Go through the records underneath and write each one out again exactly.

————————

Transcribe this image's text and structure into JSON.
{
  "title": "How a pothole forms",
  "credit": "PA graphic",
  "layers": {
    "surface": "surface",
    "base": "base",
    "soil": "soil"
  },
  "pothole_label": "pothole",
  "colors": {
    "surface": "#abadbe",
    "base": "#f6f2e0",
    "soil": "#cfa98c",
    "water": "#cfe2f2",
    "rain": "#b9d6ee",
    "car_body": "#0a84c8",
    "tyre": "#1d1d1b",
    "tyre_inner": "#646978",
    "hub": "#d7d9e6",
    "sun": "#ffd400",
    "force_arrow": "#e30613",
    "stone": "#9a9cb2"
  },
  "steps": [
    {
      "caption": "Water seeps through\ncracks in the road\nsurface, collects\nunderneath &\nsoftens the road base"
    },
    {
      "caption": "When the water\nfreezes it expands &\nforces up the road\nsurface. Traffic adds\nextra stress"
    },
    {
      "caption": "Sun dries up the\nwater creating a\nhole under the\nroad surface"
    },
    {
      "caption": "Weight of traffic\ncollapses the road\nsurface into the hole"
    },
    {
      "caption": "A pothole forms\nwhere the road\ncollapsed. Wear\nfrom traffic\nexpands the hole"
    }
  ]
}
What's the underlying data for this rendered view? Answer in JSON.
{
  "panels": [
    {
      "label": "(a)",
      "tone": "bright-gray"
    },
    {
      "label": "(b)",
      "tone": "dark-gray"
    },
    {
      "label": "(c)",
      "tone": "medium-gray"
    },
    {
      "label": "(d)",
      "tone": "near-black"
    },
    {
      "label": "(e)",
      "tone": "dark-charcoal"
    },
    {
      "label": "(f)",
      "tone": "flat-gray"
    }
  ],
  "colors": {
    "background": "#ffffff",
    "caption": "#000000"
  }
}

————————

Solution to this task
Transcribe this image's text and structure into JSON.
{
  "title": "How a pothole forms",
  "credit": "PA graphic",
  "layers": {
    "surface": "surface",
    "base": "base",
    "soil": "soil"
  },
  "pothole_label": "pothole",
  "colors": {
    "surface": "#abadbe",
    "base": "#f6f2e0",
    "soil": "#cfa98c",
    "water": "#cfe2f2",
    "rain": "#b9d6ee",
    "car_body": "#0a84c8",
    "tyre": "#1d1d1b",
    "tyre_inner": "#646978",
    "hub": "#d7d9e6",
    "sun": "#ffd400",
    "force_arrow": "#e30613",
    "stone": "#9a9cb2"
  },
  "steps": [
    {
      "caption": "Water seeps through\ncracks in the road\nsurface, collects\nunderneath &\nsoftens the road base"
    },
    {
      "caption": "When the water\nfreezes it expands &\nforces up the road\nsurface. Traffic adds\nextra stress"
    },
    {
      "caption": "Sun dries up the\nwater creating a\nhole under the\nroad surface"
    },
    {
      "caption": "Weight of traffic\ncollapses the road\nsurface into the hole"
    },
    {
      "caption": "A pothole forms\nwhere the road\ncollapsed. Wear\nfrom traffic\nexpands the hole"
    }
  ]
}
What's the underlying data for this rendered view? Answer in JSON.
{
  "panels": [
    {
      "label": "(a)",
      "tone": "bright-gray"
    },
    {
      "label": "(b)",
      "tone": "dark-gray"
    },
    {
      "label": "(c)",
      "tone": "medium-gray"
    },
    {
      "label": "(d)",
      "tone": "near-black"
    },
    {
      "label": "(e)",
      "tone": "dark-charcoal"
    },
    {
      "label": "(f)",
      "tone": "flat-gray"
    }
  ],
  "colors": {
    "background": "#ffffff",
    "caption": "#000000"
  }
}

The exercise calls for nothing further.